Hunt for the word "Halbe" across the entries below, copying each line that holds it.
== == ==
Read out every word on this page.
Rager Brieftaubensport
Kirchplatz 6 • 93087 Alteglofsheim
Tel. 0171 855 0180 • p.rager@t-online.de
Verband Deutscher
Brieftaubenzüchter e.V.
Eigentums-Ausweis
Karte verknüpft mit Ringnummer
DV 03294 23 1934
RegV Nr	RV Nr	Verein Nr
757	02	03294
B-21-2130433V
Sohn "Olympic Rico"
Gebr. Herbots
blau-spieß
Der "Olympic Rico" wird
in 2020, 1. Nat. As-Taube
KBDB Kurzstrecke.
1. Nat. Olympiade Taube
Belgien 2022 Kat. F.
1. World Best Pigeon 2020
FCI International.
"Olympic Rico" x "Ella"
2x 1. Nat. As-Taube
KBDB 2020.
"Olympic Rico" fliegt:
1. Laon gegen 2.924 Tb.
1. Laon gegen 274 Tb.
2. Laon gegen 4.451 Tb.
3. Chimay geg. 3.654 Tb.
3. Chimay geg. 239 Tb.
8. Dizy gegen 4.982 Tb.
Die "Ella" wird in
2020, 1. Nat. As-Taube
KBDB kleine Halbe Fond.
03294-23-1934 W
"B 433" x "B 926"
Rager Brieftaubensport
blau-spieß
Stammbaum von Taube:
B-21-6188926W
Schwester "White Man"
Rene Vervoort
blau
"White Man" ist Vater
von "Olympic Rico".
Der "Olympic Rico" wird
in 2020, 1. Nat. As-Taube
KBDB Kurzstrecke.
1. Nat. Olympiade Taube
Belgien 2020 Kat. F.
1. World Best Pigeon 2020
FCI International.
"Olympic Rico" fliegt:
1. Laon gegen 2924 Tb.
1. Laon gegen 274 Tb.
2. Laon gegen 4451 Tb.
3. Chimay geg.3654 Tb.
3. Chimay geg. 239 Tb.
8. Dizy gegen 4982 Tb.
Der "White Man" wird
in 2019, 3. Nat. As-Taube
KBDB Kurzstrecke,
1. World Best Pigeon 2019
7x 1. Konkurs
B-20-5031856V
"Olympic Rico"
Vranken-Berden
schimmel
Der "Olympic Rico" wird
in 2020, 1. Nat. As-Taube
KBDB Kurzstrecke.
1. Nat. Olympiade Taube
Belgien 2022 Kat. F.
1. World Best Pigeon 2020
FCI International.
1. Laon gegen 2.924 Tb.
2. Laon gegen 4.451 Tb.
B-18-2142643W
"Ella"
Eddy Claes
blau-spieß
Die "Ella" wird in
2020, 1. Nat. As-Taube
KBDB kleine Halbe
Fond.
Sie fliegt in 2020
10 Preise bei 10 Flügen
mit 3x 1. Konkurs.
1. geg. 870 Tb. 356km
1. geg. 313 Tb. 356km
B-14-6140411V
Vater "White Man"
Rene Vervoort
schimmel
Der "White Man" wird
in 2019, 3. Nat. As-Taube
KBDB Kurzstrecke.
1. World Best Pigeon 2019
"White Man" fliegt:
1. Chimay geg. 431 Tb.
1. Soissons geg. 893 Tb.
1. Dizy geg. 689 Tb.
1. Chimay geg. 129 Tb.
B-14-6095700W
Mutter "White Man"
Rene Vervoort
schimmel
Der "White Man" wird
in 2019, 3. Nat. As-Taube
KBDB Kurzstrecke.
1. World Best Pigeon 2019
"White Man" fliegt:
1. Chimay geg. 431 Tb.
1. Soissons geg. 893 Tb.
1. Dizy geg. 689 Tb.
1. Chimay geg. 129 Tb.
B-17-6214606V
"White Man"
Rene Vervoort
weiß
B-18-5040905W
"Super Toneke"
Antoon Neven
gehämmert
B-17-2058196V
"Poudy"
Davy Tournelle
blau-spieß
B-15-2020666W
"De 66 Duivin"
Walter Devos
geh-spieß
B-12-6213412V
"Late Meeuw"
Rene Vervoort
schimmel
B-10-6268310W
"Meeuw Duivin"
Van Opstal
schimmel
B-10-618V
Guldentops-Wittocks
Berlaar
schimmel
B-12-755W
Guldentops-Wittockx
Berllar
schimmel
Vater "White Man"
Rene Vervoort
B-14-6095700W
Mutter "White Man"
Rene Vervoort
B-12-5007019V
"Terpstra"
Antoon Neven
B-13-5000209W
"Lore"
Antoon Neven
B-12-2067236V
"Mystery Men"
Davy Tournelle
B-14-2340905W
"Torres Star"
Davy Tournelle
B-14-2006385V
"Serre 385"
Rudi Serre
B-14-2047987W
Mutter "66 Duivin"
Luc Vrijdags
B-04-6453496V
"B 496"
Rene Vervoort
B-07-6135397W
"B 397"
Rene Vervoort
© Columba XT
== == ==
→ CORRECT ANSWER
KBDB kleine Halbe Fond.
KBDB kleine Halbe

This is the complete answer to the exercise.